[Recorded data]
++++

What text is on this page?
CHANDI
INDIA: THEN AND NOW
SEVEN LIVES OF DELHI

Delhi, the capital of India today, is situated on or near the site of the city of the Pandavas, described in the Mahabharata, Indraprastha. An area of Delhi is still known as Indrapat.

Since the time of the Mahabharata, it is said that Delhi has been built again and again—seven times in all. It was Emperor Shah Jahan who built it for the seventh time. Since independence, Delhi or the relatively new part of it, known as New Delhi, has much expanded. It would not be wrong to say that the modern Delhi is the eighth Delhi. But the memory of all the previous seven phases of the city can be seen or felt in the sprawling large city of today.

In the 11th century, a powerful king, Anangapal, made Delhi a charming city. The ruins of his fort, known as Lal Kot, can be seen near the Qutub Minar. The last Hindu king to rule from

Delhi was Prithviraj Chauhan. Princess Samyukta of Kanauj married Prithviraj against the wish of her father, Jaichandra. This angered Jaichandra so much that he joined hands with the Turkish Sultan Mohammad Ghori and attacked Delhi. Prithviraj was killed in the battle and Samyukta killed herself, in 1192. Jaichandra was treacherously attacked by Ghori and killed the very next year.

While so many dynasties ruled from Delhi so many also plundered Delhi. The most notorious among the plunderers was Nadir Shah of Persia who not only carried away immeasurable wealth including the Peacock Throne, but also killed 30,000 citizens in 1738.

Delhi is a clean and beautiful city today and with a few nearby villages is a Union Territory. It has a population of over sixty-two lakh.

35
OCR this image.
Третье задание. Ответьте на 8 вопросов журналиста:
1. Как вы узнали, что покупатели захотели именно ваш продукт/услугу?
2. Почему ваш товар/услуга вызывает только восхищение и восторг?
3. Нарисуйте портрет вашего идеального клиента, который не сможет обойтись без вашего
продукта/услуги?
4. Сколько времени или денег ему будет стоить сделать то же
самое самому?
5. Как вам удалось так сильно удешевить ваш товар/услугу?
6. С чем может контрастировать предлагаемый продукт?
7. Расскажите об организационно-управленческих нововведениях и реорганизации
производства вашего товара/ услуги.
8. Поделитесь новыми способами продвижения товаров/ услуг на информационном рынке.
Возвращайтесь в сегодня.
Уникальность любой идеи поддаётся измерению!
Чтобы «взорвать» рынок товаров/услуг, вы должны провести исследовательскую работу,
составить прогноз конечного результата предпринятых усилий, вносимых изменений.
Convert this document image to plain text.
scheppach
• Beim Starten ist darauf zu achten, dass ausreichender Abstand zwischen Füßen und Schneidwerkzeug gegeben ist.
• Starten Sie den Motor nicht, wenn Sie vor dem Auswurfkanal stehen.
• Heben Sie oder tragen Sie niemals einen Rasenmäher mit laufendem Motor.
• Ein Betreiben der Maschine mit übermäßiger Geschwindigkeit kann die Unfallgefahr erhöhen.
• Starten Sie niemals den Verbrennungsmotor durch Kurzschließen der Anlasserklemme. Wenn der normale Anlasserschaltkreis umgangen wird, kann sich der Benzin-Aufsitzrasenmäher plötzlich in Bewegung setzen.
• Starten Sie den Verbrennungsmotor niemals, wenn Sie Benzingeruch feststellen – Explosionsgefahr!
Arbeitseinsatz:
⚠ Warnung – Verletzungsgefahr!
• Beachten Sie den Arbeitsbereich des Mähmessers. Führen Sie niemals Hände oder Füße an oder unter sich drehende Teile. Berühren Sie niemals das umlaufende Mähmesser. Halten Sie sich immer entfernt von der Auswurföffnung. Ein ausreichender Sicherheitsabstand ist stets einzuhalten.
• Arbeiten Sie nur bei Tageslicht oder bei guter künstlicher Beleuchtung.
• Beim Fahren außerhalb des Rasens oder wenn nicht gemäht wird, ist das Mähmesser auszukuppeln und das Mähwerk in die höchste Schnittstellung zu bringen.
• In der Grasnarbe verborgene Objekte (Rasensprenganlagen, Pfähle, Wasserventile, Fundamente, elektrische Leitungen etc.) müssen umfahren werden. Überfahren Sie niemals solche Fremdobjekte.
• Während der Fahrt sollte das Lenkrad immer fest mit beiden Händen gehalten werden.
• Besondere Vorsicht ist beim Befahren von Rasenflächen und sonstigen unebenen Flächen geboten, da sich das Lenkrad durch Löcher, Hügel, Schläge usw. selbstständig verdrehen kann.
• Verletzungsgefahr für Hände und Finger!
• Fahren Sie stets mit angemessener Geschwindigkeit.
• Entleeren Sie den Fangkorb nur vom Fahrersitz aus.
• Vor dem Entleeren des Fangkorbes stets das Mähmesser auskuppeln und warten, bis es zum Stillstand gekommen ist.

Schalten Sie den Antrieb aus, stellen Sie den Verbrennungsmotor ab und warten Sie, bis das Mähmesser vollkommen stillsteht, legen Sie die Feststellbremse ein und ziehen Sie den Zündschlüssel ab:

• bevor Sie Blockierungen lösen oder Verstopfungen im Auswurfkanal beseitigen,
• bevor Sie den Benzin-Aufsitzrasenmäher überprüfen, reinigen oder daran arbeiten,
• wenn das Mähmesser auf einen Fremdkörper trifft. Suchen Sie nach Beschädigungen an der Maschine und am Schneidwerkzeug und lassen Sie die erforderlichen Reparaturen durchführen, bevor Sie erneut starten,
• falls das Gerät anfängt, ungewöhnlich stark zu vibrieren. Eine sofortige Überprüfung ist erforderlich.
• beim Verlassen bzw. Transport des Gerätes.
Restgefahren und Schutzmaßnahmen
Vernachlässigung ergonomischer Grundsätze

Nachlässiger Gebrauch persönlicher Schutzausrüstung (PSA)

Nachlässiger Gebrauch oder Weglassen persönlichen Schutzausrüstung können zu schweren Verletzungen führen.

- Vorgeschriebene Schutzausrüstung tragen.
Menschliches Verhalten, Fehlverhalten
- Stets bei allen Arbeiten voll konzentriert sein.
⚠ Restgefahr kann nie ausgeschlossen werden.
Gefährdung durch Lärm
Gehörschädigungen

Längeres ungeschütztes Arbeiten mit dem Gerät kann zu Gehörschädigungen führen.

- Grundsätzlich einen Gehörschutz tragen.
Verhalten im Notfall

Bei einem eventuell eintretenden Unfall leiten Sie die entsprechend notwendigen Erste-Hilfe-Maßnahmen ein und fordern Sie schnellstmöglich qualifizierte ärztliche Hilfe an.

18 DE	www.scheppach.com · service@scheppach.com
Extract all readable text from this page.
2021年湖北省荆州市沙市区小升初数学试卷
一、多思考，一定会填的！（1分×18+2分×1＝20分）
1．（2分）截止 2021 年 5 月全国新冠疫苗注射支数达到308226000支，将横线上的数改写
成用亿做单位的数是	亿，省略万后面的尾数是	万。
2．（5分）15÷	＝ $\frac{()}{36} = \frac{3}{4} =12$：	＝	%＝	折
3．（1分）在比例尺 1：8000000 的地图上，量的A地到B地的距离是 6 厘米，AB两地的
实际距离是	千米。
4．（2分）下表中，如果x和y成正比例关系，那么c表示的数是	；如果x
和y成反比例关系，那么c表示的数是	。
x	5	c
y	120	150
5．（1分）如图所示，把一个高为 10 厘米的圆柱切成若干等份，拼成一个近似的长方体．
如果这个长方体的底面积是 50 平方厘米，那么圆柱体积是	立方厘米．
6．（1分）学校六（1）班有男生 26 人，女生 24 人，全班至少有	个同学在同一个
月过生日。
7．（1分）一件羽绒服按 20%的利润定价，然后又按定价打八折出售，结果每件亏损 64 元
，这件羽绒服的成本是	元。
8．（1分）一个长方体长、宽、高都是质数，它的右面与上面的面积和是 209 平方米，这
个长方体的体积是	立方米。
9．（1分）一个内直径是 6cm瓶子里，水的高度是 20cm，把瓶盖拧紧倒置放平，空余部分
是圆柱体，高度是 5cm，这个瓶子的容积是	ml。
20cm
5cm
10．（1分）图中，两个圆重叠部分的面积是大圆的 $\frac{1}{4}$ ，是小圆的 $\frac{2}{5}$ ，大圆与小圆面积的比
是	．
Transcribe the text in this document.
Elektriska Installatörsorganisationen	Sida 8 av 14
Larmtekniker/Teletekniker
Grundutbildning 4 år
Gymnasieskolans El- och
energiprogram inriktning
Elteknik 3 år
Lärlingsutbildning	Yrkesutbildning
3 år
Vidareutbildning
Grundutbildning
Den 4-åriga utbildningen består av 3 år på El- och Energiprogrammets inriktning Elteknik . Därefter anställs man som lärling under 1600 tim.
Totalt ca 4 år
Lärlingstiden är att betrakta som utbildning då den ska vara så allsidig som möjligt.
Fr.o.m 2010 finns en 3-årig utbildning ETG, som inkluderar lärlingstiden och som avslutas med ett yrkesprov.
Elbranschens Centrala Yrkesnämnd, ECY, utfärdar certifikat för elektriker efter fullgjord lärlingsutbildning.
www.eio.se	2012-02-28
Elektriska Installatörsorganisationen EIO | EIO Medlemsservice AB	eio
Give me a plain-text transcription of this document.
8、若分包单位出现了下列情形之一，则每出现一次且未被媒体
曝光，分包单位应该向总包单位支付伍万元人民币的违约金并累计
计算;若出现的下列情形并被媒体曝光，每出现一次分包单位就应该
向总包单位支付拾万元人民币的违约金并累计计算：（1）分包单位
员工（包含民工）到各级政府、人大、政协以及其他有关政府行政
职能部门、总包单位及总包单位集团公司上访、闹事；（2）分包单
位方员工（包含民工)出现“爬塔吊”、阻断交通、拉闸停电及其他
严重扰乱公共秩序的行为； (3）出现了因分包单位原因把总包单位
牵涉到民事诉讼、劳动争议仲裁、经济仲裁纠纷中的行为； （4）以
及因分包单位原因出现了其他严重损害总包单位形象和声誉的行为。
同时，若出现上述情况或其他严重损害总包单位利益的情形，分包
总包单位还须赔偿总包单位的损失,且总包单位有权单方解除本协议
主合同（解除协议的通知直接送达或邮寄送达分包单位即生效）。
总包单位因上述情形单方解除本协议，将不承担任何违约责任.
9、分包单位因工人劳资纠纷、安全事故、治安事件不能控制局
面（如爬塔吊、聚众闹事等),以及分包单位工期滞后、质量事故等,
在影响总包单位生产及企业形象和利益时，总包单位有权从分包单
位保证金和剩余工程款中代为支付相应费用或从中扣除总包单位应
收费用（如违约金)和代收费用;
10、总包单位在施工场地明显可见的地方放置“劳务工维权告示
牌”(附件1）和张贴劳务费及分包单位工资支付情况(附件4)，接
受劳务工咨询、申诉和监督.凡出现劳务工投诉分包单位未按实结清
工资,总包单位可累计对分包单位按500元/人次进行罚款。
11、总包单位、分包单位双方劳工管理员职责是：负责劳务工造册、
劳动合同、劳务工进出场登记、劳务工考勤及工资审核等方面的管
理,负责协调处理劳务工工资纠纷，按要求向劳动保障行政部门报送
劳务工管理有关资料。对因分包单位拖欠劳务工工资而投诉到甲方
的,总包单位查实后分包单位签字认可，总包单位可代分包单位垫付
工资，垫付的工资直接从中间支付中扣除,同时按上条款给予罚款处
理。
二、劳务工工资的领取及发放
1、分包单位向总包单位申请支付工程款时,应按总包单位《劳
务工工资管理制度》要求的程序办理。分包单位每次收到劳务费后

++++

● **What is expected**
Your answer should be a single number: how many lines in the data above include "вашего"?

● **Completed exercise**
2